***** RAW RECORDS
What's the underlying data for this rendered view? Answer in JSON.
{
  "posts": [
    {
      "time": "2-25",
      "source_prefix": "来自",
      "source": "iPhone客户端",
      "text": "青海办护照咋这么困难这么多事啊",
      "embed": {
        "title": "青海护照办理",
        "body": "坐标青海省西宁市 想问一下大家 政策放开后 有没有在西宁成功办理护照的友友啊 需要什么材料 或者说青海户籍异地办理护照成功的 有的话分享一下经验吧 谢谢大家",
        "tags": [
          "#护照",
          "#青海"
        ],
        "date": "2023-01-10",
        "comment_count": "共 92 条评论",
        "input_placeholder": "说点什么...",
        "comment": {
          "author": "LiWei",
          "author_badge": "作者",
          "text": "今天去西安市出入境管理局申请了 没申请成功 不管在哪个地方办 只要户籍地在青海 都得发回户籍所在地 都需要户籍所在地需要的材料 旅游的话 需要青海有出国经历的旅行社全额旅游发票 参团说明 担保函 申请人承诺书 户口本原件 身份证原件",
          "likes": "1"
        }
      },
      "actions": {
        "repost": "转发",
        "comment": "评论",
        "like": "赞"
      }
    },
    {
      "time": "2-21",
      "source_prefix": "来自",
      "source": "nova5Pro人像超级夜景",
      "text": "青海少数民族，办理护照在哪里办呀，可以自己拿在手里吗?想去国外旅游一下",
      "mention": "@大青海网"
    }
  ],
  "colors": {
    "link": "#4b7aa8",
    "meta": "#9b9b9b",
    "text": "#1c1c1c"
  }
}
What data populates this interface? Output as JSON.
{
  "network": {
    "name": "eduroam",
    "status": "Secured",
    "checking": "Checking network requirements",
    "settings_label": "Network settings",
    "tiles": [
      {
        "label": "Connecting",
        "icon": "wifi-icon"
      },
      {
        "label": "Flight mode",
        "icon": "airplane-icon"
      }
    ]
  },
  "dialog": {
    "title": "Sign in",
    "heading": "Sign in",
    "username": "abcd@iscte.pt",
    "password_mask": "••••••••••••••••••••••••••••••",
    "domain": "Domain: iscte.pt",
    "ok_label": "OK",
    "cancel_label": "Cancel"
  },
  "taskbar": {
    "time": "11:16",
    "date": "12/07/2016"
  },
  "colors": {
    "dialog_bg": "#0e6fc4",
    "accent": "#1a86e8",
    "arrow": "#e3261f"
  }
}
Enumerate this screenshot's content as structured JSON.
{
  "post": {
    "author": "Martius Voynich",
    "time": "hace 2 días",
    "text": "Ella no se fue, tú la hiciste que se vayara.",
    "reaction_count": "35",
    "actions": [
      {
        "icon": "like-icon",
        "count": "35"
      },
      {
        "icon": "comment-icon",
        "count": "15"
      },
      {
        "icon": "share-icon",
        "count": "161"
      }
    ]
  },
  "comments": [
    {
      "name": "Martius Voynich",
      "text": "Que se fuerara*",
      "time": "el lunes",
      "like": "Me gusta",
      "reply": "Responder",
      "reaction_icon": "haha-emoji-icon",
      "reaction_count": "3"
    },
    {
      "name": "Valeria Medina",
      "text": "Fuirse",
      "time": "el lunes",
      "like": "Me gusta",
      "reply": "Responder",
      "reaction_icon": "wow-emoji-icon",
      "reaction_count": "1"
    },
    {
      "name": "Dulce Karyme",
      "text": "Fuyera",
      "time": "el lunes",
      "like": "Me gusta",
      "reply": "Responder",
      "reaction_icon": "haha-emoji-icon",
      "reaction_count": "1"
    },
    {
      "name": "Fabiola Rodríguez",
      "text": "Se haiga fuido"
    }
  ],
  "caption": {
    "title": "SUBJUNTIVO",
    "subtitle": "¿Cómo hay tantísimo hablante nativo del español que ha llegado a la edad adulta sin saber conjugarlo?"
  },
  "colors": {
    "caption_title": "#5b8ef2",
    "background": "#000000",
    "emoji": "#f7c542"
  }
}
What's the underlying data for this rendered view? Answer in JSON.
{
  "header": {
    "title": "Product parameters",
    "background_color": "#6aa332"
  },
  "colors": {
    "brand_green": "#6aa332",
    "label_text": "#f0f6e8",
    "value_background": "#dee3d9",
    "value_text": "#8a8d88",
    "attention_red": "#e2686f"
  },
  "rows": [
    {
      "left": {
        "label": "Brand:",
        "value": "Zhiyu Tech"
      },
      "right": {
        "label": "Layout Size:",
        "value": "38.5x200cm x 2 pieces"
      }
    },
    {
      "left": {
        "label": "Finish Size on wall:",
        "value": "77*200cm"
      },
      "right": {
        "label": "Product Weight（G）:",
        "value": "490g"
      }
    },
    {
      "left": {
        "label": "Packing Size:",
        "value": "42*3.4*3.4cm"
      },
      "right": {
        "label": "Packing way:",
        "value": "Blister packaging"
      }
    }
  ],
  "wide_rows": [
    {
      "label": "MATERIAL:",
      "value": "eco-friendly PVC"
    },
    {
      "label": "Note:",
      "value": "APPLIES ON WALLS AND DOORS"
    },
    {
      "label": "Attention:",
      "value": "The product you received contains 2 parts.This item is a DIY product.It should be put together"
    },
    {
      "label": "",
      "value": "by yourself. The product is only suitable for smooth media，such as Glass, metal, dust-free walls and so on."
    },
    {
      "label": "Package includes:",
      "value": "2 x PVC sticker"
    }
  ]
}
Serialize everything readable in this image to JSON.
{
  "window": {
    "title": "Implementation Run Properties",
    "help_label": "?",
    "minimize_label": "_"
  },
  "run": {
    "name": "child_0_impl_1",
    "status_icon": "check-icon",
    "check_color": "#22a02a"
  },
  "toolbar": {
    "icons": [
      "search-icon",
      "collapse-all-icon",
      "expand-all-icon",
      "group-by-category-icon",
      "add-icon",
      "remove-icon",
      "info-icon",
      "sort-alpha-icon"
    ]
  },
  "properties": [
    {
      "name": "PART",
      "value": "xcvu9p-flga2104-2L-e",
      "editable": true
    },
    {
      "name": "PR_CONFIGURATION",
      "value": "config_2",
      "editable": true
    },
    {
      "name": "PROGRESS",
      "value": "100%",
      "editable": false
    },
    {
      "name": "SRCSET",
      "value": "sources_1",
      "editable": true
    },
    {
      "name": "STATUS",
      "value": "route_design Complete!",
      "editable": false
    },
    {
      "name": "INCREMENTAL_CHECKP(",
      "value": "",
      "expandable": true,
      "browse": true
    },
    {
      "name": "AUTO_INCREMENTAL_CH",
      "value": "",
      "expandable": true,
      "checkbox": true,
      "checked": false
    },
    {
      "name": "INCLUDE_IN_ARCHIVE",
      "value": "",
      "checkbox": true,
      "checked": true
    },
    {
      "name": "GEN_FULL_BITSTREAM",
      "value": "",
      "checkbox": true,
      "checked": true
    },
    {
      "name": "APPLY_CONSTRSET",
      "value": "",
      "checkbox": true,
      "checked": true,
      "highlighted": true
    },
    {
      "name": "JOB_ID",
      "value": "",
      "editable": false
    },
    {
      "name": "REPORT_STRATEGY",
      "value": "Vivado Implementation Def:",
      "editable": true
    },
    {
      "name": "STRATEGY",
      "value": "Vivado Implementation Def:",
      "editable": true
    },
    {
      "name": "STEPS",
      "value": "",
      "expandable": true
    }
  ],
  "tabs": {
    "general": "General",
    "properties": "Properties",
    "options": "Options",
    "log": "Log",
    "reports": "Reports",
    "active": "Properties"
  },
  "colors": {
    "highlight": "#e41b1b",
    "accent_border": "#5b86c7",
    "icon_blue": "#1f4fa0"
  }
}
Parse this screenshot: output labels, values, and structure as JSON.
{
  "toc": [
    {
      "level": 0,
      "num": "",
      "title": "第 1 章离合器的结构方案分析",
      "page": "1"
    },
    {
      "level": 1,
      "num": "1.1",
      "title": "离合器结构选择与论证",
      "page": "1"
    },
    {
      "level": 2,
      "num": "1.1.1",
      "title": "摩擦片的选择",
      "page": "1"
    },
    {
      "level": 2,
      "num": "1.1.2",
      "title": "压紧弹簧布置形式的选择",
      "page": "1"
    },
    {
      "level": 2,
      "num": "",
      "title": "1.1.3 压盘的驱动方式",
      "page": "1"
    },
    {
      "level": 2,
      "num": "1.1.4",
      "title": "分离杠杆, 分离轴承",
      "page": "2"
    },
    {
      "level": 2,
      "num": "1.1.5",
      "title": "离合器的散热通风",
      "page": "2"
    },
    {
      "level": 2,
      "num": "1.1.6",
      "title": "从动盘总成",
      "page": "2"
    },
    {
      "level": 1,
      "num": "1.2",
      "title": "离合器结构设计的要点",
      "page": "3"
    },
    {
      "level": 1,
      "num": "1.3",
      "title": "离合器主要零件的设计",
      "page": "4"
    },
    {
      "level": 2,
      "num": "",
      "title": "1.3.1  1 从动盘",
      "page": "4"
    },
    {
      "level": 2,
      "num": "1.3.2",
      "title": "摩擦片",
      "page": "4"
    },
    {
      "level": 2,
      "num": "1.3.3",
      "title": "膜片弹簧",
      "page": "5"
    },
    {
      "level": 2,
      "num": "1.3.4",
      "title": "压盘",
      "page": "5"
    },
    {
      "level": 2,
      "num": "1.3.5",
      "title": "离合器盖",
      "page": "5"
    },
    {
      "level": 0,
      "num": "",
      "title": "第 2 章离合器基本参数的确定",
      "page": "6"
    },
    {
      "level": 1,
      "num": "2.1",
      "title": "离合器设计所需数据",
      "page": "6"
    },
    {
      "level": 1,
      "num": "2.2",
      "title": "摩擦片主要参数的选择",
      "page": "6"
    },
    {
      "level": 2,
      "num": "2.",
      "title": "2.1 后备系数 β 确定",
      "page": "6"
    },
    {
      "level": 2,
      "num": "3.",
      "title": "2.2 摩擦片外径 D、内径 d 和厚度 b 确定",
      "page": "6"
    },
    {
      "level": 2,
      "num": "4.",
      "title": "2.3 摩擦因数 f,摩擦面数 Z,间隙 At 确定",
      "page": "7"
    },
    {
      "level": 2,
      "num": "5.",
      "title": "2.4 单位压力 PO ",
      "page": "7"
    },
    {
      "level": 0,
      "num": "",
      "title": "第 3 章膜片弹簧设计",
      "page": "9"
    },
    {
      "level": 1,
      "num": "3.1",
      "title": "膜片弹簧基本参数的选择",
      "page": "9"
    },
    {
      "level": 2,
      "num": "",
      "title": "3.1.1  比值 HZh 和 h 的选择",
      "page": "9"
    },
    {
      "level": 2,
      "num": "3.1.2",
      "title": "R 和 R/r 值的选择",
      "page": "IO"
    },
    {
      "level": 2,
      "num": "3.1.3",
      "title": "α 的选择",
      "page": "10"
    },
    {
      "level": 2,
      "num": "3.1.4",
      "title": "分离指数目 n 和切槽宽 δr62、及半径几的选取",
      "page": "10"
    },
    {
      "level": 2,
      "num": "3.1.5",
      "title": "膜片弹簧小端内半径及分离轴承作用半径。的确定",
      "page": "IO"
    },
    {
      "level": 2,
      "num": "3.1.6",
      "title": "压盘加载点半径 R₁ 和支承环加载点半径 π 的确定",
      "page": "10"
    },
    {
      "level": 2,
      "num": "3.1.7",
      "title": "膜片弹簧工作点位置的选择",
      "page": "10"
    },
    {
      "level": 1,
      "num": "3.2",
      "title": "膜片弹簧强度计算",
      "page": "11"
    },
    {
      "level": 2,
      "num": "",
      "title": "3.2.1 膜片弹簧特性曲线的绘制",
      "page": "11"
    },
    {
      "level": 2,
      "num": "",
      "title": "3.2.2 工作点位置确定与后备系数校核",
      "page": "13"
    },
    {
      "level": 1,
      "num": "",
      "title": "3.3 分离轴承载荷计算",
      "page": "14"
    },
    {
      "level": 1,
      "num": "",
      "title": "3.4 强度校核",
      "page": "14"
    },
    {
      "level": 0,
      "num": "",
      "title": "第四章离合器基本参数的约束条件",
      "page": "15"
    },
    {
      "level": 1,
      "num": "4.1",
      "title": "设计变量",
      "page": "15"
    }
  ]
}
**********
• DESCRIPTION OF THE TASK: Search the listing for the word "JSON". Copy every line in which it occurs.

• FINISHED ANSWER:
What's the underlying data for this rendered view? Answer in JSON.
What data populates this interface? Output as JSON.
Enumerate this screenshot's content as structured JSON.
What's the underlying data for this rendered view? Answer in JSON.
Serialize everything readable in this image to JSON.
Parse this screenshot: output labels, values, and structure as JSON.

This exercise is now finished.